## What is required
Present every one of the rows below as a Markdown table with the columns "No." and "Entry," where "No." gives a running row number and "Entry" gives the line itself. Omit any blank lines.

(Element and region data)

++++

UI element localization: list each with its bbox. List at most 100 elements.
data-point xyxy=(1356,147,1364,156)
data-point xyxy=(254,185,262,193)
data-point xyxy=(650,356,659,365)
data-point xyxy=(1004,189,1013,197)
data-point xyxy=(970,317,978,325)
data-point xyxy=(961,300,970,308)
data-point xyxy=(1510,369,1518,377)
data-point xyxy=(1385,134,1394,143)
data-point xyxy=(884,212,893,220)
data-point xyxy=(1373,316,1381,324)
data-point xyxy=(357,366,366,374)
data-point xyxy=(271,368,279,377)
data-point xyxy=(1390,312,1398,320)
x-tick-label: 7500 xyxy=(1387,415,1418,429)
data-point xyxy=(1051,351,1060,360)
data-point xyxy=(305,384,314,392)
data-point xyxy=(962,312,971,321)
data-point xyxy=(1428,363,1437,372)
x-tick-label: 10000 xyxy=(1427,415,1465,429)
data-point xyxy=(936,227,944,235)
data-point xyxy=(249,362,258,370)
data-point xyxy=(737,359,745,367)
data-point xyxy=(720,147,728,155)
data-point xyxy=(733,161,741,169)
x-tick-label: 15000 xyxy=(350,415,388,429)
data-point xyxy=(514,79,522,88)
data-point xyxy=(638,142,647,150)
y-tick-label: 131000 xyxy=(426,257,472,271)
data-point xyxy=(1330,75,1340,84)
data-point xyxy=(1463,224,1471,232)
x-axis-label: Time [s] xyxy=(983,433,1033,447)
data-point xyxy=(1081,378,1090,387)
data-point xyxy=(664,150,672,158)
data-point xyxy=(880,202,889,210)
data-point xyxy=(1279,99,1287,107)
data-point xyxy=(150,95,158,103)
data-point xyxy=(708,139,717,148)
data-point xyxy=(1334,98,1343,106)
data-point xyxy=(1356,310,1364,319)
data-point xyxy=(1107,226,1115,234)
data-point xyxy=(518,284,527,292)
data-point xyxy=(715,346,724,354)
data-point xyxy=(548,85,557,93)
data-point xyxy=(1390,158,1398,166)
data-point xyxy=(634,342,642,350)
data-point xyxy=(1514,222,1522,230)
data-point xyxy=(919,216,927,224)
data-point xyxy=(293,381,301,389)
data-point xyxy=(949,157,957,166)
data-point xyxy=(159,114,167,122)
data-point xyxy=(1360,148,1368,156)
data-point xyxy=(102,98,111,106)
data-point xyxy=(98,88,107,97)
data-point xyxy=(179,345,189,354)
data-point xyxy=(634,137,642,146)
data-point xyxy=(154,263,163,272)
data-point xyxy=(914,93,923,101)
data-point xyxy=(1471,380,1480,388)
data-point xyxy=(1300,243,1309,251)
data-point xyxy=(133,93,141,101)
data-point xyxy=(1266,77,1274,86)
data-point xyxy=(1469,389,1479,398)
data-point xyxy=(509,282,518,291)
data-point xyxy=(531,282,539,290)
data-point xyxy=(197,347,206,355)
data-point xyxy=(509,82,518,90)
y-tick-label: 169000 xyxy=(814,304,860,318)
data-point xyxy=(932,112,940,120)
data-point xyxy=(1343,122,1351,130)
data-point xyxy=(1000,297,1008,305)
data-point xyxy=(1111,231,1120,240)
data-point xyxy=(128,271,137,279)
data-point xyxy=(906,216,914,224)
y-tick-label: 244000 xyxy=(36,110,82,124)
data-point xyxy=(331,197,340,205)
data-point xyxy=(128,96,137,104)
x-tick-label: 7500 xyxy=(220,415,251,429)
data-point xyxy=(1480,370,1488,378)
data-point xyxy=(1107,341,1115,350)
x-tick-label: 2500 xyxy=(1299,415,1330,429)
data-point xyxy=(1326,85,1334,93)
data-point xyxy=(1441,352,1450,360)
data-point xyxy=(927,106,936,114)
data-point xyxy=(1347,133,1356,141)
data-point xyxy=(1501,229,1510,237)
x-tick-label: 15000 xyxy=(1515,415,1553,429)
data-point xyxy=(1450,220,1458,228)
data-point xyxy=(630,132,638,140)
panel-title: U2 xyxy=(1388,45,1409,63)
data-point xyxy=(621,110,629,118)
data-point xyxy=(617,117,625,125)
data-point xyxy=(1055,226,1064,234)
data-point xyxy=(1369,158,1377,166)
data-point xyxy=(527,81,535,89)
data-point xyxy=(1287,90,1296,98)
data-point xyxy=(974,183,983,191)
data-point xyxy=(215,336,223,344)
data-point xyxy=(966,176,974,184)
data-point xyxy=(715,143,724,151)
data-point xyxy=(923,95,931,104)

++++

## Reply
| No. | Entry |
|---|---|
| 1 | UI element localization: list each with its bbox. List at most 100 elements. |
| 2 | data-point xyxy=(1356,147,1364,156) |
| 3 | data-point xyxy=(254,185,262,193) |
| 4 | data-point xyxy=(650,356,659,365) |
| 5 | data-point xyxy=(1004,189,1013,197) |
| 6 | data-point xyxy=(970,317,978,325) |
| 7 | data-point xyxy=(961,300,970,308) |
| 8 | data-point xyxy=(1510,369,1518,377) |
| 9 | data-point xyxy=(1385,134,1394,143) |
| 10 | data-point xyxy=(884,212,893,220) |
| 11 | data-point xyxy=(1373,316,1381,324) |
| 12 | data-point xyxy=(357,366,366,374) |
| 13 | data-point xyxy=(271,368,279,377) |
| 14 | data-point xyxy=(1390,312,1398,320) |
| 15 | x-tick-label: 7500 xyxy=(1387,415,1418,429) |
| 16 | data-point xyxy=(1051,351,1060,360) |
| 17 | data-point xyxy=(305,384,314,392) |
| 18 | data-point xyxy=(962,312,971,321) |
| 19 | data-point xyxy=(1428,363,1437,372) |
| 20 | x-tick-label: 10000 xyxy=(1427,415,1465,429) |
| 21 | data-point xyxy=(936,227,944,235) |
| 22 | data-point xyxy=(249,362,258,370) |
| 23 | data-point xyxy=(737,359,745,367) |
| 24 | data-point xyxy=(720,147,728,155) |
| 25 | data-point xyxy=(733,161,741,169) |
| 26 | x-tick-label: 15000 xyxy=(350,415,388,429) |
| 27 | data-point xyxy=(514,79,522,88) |
| 28 | data-point xyxy=(638,142,647,150) |
| 29 | y-tick-label: 131000 xyxy=(426,257,472,271) |
| 30 | data-point xyxy=(1330,75,1340,84) |
| 31 | data-point xyxy=(1463,224,1471,232) |
| 32 | x-axis-label: Time [s] xyxy=(983,433,1033,447) |
| 33 | data-point xyxy=(1081,378,1090,387) |
| 34 | data-point xyxy=(664,150,672,158) |
| 35 | data-point xyxy=(880,202,889,210) |
| 36 | data-point xyxy=(1279,99,1287,107) |
| 37 | data-point xyxy=(150,95,158,103) |
| 38 | data-point xyxy=(708,139,717,148) |
| 39 | data-point xyxy=(1334,98,1343,106) |
| 40 | data-point xyxy=(1356,310,1364,319) |
| 41 | data-point xyxy=(1107,226,1115,234) |
| 42 | data-point xyxy=(518,284,527,292) |
| 43 | data-point xyxy=(715,346,724,354) |
| 44 | data-point xyxy=(548,85,557,93) |
| 45 | data-point xyxy=(1390,158,1398,166) |
| 46 | data-point xyxy=(634,342,642,350) |
| 47 | data-point xyxy=(1514,222,1522,230) |
| 48 | data-point xyxy=(919,216,927,224) |
| 49 | data-point xyxy=(293,381,301,389) |
| 50 | data-point xyxy=(949,157,957,166) |
| 51 | data-point xyxy=(159,114,167,122) |
| 52 | data-point xyxy=(1360,148,1368,156) |
| 53 | data-point xyxy=(102,98,111,106) |
| 54 | data-point xyxy=(98,88,107,97) |
| 55 | data-point xyxy=(179,345,189,354) |
| 56 | data-point xyxy=(634,137,642,146) |
| 57 | data-point xyxy=(154,263,163,272) |
| 58 | data-point xyxy=(914,93,923,101) |
| 59 | data-point xyxy=(1471,380,1480,388) |
| 60 | data-point xyxy=(1300,243,1309,251) |
| 61 | data-point xyxy=(133,93,141,101) |
| 62 | data-point xyxy=(1266,77,1274,86) |
| 63 | data-point xyxy=(1469,389,1479,398) |
| 64 | data-point xyxy=(509,282,518,291) |
| 65 | data-point xyxy=(531,282,539,290) |
| 66 | data-point xyxy=(197,347,206,355) |
| 67 | data-point xyxy=(509,82,518,90) |
| 68 | y-tick-label: 169000 xyxy=(814,304,860,318) |
| 69 | data-point xyxy=(932,112,940,120) |
| 70 | data-point xyxy=(1343,122,1351,130) |
| 71 | data-point xyxy=(1000,297,1008,305) |
| 72 | data-point xyxy=(1111,231,1120,240) |
| 73 | data-point xyxy=(128,271,137,279) |
| 74 | data-point xyxy=(906,216,914,224) |
| 75 | y-tick-label: 244000 xyxy=(36,110,82,124) |
| 76 | data-point xyxy=(331,197,340,205) |
| 77 | data-point xyxy=(128,96,137,104) |
| 78 | x-tick-label: 7500 xyxy=(220,415,251,429) |
| 79 | data-point xyxy=(1480,370,1488,378) |
| 80 | data-point xyxy=(1107,341,1115,350) |
| 81 | x-tick-label: 2500 xyxy=(1299,415,1330,429) |
| 82 | data-point xyxy=(1326,85,1334,93) |
| 83 | data-point xyxy=(1441,352,1450,360) |
| 84 | data-point xyxy=(927,106,936,114) |
| 85 | data-point xyxy=(1347,133,1356,141) |
| 86 | data-point xyxy=(1501,229,1510,237) |
| 87 | x-tick-label: 15000 xyxy=(1515,415,1553,429) |
| 88 | data-point xyxy=(1450,220,1458,228) |
| 89 | data-point xyxy=(630,132,638,140) |
| 90 | panel-title: U2 xyxy=(1388,45,1409,63) |
| 91 | data-point xyxy=(621,110,629,118) |
| 92 | data-point xyxy=(617,117,625,125) |
| 93 | data-point xyxy=(1055,226,1064,234) |
| 94 | data-point xyxy=(1369,158,1377,166) |
| 95 | data-point xyxy=(527,81,535,89) |
| 96 | data-point xyxy=(1287,90,1296,98) |
| 97 | data-point xyxy=(974,183,983,191) |
| 98 | data-point xyxy=(215,336,223,344) |
| 99 | data-point xyxy=(966,176,974,184) |
| 100 | data-point xyxy=(715,143,724,151) |
| 101 | data-point xyxy=(923,95,931,104) |